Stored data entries
★ ★ ★ ★

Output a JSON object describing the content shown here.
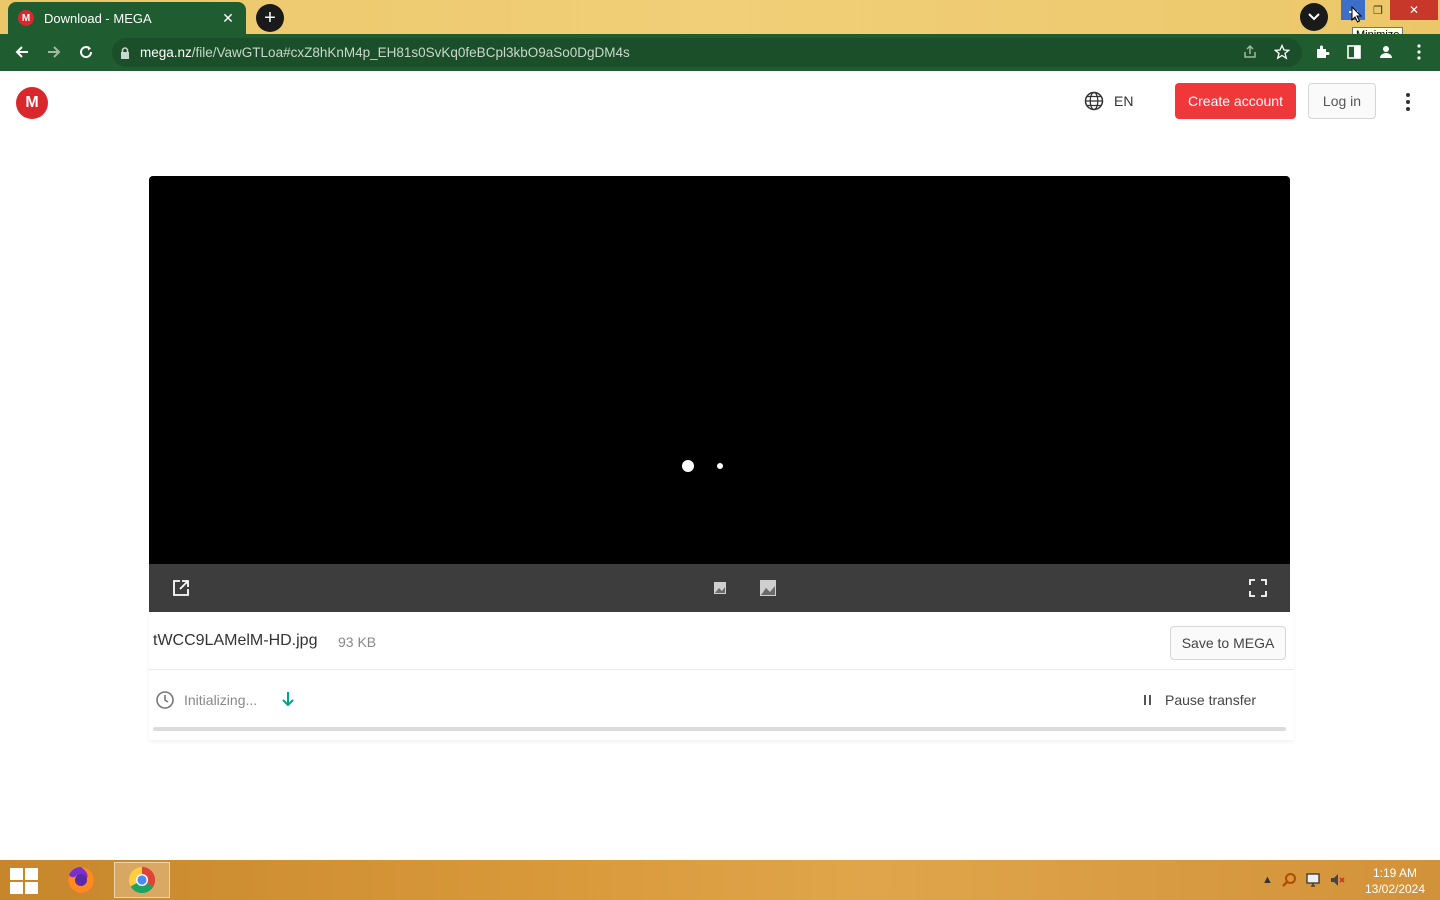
{
  "browser": {
    "tab": {
      "title": "Download - MEGA",
      "favicon_letter": "M"
    },
    "new_tab_label": "+",
    "url_domain": "mega.nz",
    "url_path": "/file/VawGTLoa#cxZ8hKnM4p_EH81s0SvKq0feBCpl3kbO9aSo0DgDM4s",
    "window_controls": {
      "close_glyph": "✕",
      "maximize_glyph": "❐"
    },
    "tooltip": "Minimize"
  },
  "header": {
    "logo_letter": "M",
    "language": "EN",
    "create_account": "Create account",
    "log_in": "Log in"
  },
  "viewer": {
    "loading_indicator": "two white dots"
  },
  "file": {
    "name": "tWCC9LAMelM-HD.jpg",
    "size": "93 KB",
    "save_button": "Save to MEGA",
    "status": "Initializing...",
    "pause_button": "Pause transfer",
    "progress": 0
  },
  "taskbar": {
    "apps": [
      "firefox-icon",
      "chrome-icon"
    ],
    "active_app": "chrome-icon",
    "time": "1:19 AM",
    "date": "13/02/2024"
  },
  "colors": {
    "accent_red": "#f0373a",
    "browser_green": "#1f5c30",
    "tabstrip_yellow": "#ecc76a",
    "download_arrow": "#00a382"
  }
}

★ ★ ★ ★

▶ [Exercise directions] Give the entries again word for word, but skip the pictures.

▶ [Task result]
Output a JSON object describing the content shown here.
{
  "browser": {
    "tab": {
      "title": "Download - MEGA",
      "favicon_letter": "M"
    },
    "new_tab_label": "+",
    "url_domain": "mega.nz",
    "url_path": "/file/VawGTLoa#cxZ8hKnM4p_EH81s0SvKq0feBCpl3kbO9aSo0DgDM4s",
    "window_controls": {
      "close_glyph": "✕",
      "maximize_glyph": "❐"
    },
    "tooltip": "Minimize"
  },
  "header": {
    "logo_letter": "M",
    "language": "EN",
    "create_account": "Create account",
    "log_in": "Log in"
  },
  "viewer": {
    "loading_indicator": "two white dots"
  },
  "file": {
    "name": "tWCC9LAMelM-HD.jpg",
    "size": "93 KB",
    "save_button": "Save to MEGA",
    "status": "Initializing...",
    "pause_button": "Pause transfer",
    "progress": 0
  },
  "taskbar": {
    "apps": [
      "firefox-icon",
      "chrome-icon"
    ],
    "active_app": "chrome-icon",
    "time": "1:19 AM",
    "date": "13/02/2024"
  },
  "colors": {
    "accent_red": "#f0373a",
    "browser_green": "#1f5c30",
    "tabstrip_yellow": "#ecc76a",
    "download_arrow": "#00a382"
  }
}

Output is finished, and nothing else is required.